WRITTEN PROBLEM –
The data below must be copied in full and without any change.
[START DATA FOR THIS TASK]
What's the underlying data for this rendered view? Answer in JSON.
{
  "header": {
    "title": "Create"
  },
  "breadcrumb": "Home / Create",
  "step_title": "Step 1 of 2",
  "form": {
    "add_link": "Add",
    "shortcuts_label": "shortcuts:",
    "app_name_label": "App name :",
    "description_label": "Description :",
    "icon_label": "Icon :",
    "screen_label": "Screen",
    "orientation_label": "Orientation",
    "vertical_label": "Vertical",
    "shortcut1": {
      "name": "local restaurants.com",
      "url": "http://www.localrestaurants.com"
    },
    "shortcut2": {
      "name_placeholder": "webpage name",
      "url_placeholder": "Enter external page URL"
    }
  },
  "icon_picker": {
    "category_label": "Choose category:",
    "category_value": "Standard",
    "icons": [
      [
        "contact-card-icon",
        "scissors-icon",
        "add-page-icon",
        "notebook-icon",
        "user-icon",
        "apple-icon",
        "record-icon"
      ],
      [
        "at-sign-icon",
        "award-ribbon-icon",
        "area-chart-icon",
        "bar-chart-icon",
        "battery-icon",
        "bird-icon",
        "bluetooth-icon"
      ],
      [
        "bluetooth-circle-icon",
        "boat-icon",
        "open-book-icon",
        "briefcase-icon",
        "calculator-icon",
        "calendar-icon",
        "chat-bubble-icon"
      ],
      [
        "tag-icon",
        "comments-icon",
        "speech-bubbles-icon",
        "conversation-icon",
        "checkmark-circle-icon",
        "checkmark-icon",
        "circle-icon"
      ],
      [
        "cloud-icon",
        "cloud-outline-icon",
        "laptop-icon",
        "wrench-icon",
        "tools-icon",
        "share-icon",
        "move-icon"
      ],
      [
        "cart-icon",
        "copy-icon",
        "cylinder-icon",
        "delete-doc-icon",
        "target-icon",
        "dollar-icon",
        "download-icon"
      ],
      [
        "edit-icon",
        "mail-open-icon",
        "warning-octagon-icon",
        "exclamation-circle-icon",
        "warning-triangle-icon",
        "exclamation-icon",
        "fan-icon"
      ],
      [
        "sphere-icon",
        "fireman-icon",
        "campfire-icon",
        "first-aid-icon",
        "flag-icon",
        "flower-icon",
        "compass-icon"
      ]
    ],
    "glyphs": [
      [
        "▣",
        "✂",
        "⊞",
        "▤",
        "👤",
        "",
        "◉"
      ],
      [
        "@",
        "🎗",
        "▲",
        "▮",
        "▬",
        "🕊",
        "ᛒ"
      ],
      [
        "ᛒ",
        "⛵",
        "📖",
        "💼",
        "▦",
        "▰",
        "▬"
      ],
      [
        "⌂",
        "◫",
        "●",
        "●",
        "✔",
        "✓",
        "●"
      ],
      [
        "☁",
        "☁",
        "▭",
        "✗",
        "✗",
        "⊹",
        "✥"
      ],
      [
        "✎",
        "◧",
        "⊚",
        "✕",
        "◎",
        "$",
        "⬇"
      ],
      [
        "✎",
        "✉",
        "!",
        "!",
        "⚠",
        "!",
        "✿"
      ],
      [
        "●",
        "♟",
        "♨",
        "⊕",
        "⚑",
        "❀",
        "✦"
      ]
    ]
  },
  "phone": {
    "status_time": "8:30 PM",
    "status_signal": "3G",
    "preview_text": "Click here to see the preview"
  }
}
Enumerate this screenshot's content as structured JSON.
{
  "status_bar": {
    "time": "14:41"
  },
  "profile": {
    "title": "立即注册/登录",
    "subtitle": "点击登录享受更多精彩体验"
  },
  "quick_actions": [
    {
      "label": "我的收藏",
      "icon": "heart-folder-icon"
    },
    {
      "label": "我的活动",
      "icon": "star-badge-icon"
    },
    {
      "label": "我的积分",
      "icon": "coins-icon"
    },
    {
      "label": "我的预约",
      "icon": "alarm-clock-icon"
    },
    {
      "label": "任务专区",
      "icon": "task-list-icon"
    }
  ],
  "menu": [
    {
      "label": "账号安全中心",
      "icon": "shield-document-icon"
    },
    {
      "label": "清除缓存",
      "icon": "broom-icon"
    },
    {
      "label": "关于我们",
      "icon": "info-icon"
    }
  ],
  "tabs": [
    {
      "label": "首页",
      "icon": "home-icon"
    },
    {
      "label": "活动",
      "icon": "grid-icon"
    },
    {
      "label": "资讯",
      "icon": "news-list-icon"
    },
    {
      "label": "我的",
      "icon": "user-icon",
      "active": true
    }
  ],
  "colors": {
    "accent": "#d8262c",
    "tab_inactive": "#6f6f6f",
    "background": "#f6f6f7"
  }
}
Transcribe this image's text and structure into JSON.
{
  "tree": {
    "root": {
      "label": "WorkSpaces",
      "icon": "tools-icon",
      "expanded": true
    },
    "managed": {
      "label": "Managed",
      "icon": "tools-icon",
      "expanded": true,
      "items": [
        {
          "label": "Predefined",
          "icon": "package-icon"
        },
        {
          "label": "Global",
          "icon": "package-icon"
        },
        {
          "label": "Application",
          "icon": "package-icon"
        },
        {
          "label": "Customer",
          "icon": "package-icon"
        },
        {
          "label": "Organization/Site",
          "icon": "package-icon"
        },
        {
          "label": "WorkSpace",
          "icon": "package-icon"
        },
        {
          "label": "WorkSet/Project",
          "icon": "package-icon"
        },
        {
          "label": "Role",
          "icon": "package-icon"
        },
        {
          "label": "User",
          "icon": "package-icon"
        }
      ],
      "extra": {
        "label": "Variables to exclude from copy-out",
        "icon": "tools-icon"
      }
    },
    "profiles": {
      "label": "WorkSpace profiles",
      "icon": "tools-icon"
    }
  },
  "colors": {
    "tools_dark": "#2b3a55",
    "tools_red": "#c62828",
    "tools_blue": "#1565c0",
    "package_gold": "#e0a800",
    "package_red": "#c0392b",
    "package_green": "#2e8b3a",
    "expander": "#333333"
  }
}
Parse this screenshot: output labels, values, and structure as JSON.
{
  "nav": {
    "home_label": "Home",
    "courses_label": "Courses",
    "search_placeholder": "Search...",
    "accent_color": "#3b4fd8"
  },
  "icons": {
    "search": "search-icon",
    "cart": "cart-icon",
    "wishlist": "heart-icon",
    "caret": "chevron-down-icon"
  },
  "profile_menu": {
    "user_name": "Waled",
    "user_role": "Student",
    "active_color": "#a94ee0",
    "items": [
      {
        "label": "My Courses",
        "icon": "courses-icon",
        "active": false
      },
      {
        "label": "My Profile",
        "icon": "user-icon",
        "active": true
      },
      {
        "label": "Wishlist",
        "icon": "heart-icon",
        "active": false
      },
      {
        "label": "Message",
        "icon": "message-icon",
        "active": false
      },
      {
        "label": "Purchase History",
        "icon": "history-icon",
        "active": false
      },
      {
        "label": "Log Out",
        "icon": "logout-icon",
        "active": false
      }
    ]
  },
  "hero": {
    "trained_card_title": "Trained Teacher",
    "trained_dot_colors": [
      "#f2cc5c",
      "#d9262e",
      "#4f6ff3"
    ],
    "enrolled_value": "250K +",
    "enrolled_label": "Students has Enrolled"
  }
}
[END DATA FOR THIS TASK]
ANSWER FOR THIS EXERCISE –
What's the underlying data for this rendered view? Answer in JSON.
{
  "header": {
    "title": "Create"
  },
  "breadcrumb": "Home / Create",
  "step_title": "Step 1 of 2",
  "form": {
    "add_link": "Add",
    "shortcuts_label": "shortcuts:",
    "app_name_label": "App name :",
    "description_label": "Description :",
    "icon_label": "Icon :",
    "screen_label": "Screen",
    "orientation_label": "Orientation",
    "vertical_label": "Vertical",
    "shortcut1": {
      "name": "local restaurants.com",
      "url": "http://www.localrestaurants.com"
    },
    "shortcut2": {
      "name_placeholder": "webpage name",
      "url_placeholder": "Enter external page URL"
    }
  },
  "icon_picker": {
    "category_label": "Choose category:",
    "category_value": "Standard",
    "icons": [
      [
        "contact-card-icon",
        "scissors-icon",
        "add-page-icon",
        "notebook-icon",
        "user-icon",
        "apple-icon",
        "record-icon"
      ],
      [
        "at-sign-icon",
        "award-ribbon-icon",
        "area-chart-icon",
        "bar-chart-icon",
        "battery-icon",
        "bird-icon",
        "bluetooth-icon"
      ],
      [
        "bluetooth-circle-icon",
        "boat-icon",
        "open-book-icon",
        "briefcase-icon",
        "calculator-icon",
        "calendar-icon",
        "chat-bubble-icon"
      ],
      [
        "tag-icon",
        "comments-icon",
        "speech-bubbles-icon",
        "conversation-icon",
        "checkmark-circle-icon",
        "checkmark-icon",
        "circle-icon"
      ],
      [
        "cloud-icon",
        "cloud-outline-icon",
        "laptop-icon",
        "wrench-icon",
        "tools-icon",
        "share-icon",
        "move-icon"
      ],
      [
        "cart-icon",
        "copy-icon",
        "cylinder-icon",
        "delete-doc-icon",
        "target-icon",
        "dollar-icon",
        "download-icon"
      ],
      [
        "edit-icon",
        "mail-open-icon",
        "warning-octagon-icon",
        "exclamation-circle-icon",
        "warning-triangle-icon",
        "exclamation-icon",
        "fan-icon"
      ],
      [
        "sphere-icon",
        "fireman-icon",
        "campfire-icon",
        "first-aid-icon",
        "flag-icon",
        "flower-icon",
        "compass-icon"
      ]
    ],
    "glyphs": [
      [
        "▣",
        "✂",
        "⊞",
        "▤",
        "👤",
        "",
        "◉"
      ],
      [
        "@",
        "🎗",
        "▲",
        "▮",
        "▬",
        "🕊",
        "ᛒ"
      ],
      [
        "ᛒ",
        "⛵",
        "📖",
        "💼",
        "▦",
        "▰",
        "▬"
      ],
      [
        "⌂",
        "◫",
        "●",
        "●",
        "✔",
        "✓",
        "●"
      ],
      [
        "☁",
        "☁",
        "▭",
        "✗",
        "✗",
        "⊹",
        "✥"
      ],
      [
        "✎",
        "◧",
        "⊚",
        "✕",
        "◎",
        "$",
        "⬇"
      ],
      [
        "✎",
        "✉",
        "!",
        "!",
        "⚠",
        "!",
        "✿"
      ],
      [
        "●",
        "♟",
        "♨",
        "⊕",
        "⚑",
        "❀",
        "✦"
      ]
    ]
  },
  "phone": {
    "status_time": "8:30 PM",
    "status_signal": "3G",
    "preview_text": "Click here to see the preview"
  }
}
Enumerate this screenshot's content as structured JSON.
{
  "status_bar": {
    "time": "14:41"
  },
  "profile": {
    "title": "立即注册/登录",
    "subtitle": "点击登录享受更多精彩体验"
  },
  "quick_actions": [
    {
      "label": "我的收藏",
      "icon": "heart-folder-icon"
    },
    {
      "label": "我的活动",
      "icon": "star-badge-icon"
    },
    {
      "label": "我的积分",
      "icon": "coins-icon"
    },
    {
      "label": "我的预约",
      "icon": "alarm-clock-icon"
    },
    {
      "label": "任务专区",
      "icon": "task-list-icon"
    }
  ],
  "menu": [
    {
      "label": "账号安全中心",
      "icon": "shield-document-icon"
    },
    {
      "label": "清除缓存",
      "icon": "broom-icon"
    },
    {
      "label": "关于我们",
      "icon": "info-icon"
    }
  ],
  "tabs": [
    {
      "label": "首页",
      "icon": "home-icon"
    },
    {
      "label": "活动",
      "icon": "grid-icon"
    },
    {
      "label": "资讯",
      "icon": "news-list-icon"
    },
    {
      "label": "我的",
      "icon": "user-icon",
      "active": true
    }
  ],
  "colors": {
    "accent": "#d8262c",
    "tab_inactive": "#6f6f6f",
    "background": "#f6f6f7"
  }
}
Transcribe this image's text and structure into JSON.
{
  "tree": {
    "root": {
      "label": "WorkSpaces",
      "icon": "tools-icon",
      "expanded": true
    },
    "managed": {
      "label": "Managed",
      "icon": "tools-icon",
      "expanded": true,
      "items": [
        {
          "label": "Predefined",
          "icon": "package-icon"
        },
        {
          "label": "Global",
          "icon": "package-icon"
        },
        {
          "label": "Application",
          "icon": "package-icon"
        },
        {
          "label": "Customer",
          "icon": "package-icon"
        },
        {
          "label": "Organization/Site",
          "icon": "package-icon"
        },
        {
          "label": "WorkSpace",
          "icon": "package-icon"
        },
        {
          "label": "WorkSet/Project",
          "icon": "package-icon"
        },
        {
          "label": "Role",
          "icon": "package-icon"
        },
        {
          "label": "User",
          "icon": "package-icon"
        }
      ],
      "extra": {
        "label": "Variables to exclude from copy-out",
        "icon": "tools-icon"
      }
    },
    "profiles": {
      "label": "WorkSpace profiles",
      "icon": "tools-icon"
    }
  },
  "colors": {
    "tools_dark": "#2b3a55",
    "tools_red": "#c62828",
    "tools_blue": "#1565c0",
    "package_gold": "#e0a800",
    "package_red": "#c0392b",
    "package_green": "#2e8b3a",
    "expander": "#333333"
  }
}
Parse this screenshot: output labels, values, and structure as JSON.
{
  "nav": {
    "home_label": "Home",
    "courses_label": "Courses",
    "search_placeholder": "Search...",
    "accent_color": "#3b4fd8"
  },
  "icons": {
    "search": "search-icon",
    "cart": "cart-icon",
    "wishlist": "heart-icon",
    "caret": "chevron-down-icon"
  },
  "profile_menu": {
    "user_name": "Waled",
    "user_role": "Student",
    "active_color": "#a94ee0",
    "items": [
      {
        "label": "My Courses",
        "icon": "courses-icon",
        "active": false
      },
      {
        "label": "My Profile",
        "icon": "user-icon",
        "active": true
      },
      {
        "label": "Wishlist",
        "icon": "heart-icon",
        "active": false
      },
      {
        "label": "Message",
        "icon": "message-icon",
        "active": false
      },
      {
        "label": "Purchase History",
        "icon": "history-icon",
        "active": false
      },
      {
        "label": "Log Out",
        "icon": "logout-icon",
        "active": false
      }
    ]
  },
  "hero": {
    "trained_card_title": "Trained Teacher",
    "trained_dot_colors": [
      "#f2cc5c",
      "#d9262e",
      "#4f6ff3"
    ],
    "enrolled_value": "250K +",
    "enrolled_label": "Students has Enrolled"
  }
}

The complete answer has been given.